Work instructions:
[A] Answer these questions from the account of the Canadian Pacific Railway proxy battle.
(i) What share of CP's shareholders voted for the seven dissident directors, according to sources familiar with the results?
(ii) At what time did CP announce its capitulation?
(iii) How long did the shareholders' meeting last?
[B] Write the next paragraph of the account of the Canadian Pacific Railway proxy battle, picking up after the shareholder's remark about expecting questions and yelling.

Source text:
-.-.-

The directors of Canadian Pacific Railway Ltd. assembled in a suite at Calgary's Sheraton Eau Claire Hotel Wednesday night for a meal that could be called their last supper.

After four months of a hard-fought proxy battle that pitted CP's board of elite business leaders against tenacious New York fund manager Bill Ackman, the directors were facing a humiliation on a scale rarely seen in Corporate Canada. The vast majority of the railway's shareholders had submitted early votes and the results were devastating.

According to sources familiar with the vote results, more than three-quarters of CP's shareholders had voted in favour of seven dissident directors backed by Mr. Ackman. Nine of the railway's directors had garnered enough votes to be re-elected, but CP chairman John Cleghorn, chief executive officer Fred Green, lead director Michael Phelps and three others had been voted off the train.

The time had come to wave the white flag.

The meal, the directors agreed, would be their last formal gathering. Over the next several hours, CP's lawyers entered negotiations with Mr. Ackman's team to strike a truce. Near midnight, the two sides struck an accord that would save Mr. Cleghorn and the five other veterans from the humiliation of a public rout, while paving the way for a new beginning at a historic railway that had been plagued with operating and performance challenges for years.

At 5:30 a.m. Mountain time, less than three hours before the shareholders' meeting was scheduled to begin Thursday, CP issued its unexpected capitulation, closing a chapter on a bitterly fought corporate power struggle. Following the late talks, Mr. Green had resigned as CEO and Mr. Cleghorn and the four other directors would not stand for re-election.

This has been a "spirited debate about the future of this great railroad," a sombre Mr. Cleghorn said in a brief statement at the meeting.

Instead of the drama of a corporate shootout, the estimated 500 people who crammed into the Wildrose Ballroom of the Sheraton Hotel listened to polite, short statements from Mr. Cleghorn and Mr. Ackman. The meeting was over in 20 minutes and the results of the landslide vote were never publicized.

"We came for the show, I thought it was very anti-climactic" said Brian Krausert, a shareholder for more than a decade. "I thought maybe we'd have a few questions, a little yelling and screaming."

-.-.-

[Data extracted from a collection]
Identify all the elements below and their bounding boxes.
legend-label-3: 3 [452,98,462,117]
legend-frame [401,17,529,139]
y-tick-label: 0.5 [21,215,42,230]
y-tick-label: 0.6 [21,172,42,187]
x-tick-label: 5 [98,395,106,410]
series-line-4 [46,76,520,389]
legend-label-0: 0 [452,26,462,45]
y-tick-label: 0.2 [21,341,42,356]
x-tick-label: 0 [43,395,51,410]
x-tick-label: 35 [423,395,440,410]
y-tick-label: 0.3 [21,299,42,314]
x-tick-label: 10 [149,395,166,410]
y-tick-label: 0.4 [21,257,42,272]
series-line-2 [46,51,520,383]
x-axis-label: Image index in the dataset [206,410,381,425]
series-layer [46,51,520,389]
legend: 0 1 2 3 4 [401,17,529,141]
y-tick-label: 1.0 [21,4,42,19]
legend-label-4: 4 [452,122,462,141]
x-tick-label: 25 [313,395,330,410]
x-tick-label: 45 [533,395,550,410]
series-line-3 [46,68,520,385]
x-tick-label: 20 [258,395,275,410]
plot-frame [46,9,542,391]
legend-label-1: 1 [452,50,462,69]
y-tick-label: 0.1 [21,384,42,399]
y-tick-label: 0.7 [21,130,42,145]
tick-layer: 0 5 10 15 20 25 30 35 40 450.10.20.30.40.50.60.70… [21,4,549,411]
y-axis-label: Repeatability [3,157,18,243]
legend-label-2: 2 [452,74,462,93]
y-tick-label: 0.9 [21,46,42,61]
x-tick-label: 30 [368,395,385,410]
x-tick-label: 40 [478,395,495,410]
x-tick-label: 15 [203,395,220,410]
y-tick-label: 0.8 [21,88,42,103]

-.-.-

Set of answers:
[A]
(i) More than three-quarters
(ii) 5:30 a.m. Mountain time on Thursday
(iii) 20 minutes

[B]
The drama at CP now moves from the war of words on the proxy battlefield to the tough, grinding business of restoring profits at a railway that has disappointed investors for years. The shift means the future of Canada's oldest railway will rest on the shoulders of its biggest critic, Mr. Ackman, who has delivered investment returns by placing big bets on a variety of struggling insurance, real estate and retail companies, but has no experience in the railway sector.

The activist won the support of many of CP's frustrated shareholders with the promise of huge performance improvements under the leadership of Hunter Harrison, a hard-driving railway legend who led a turnaround at Canadian National Railway and before that Illinois Central.

CP's 2011 operating ratio – a gauge of efficiency that measures costs as a percentage of revenue – is 81.3 per cent. A lower number is better and Mr. Ackman's firm, Pershing Square Capital Management, has promised CP shareholders that a new regime can drive the railway's annualized operating ratio down to 65 per cent within four years of replacing Mr. Green.

Mr. Harrison's leadership was vigorously opposed by CP's board of directors, who warned that his record of harsh cost-cutting and high customer service complaints would be "destructive" to a railway staking its future on long-term bulk freight contracts with major mining and resource companies.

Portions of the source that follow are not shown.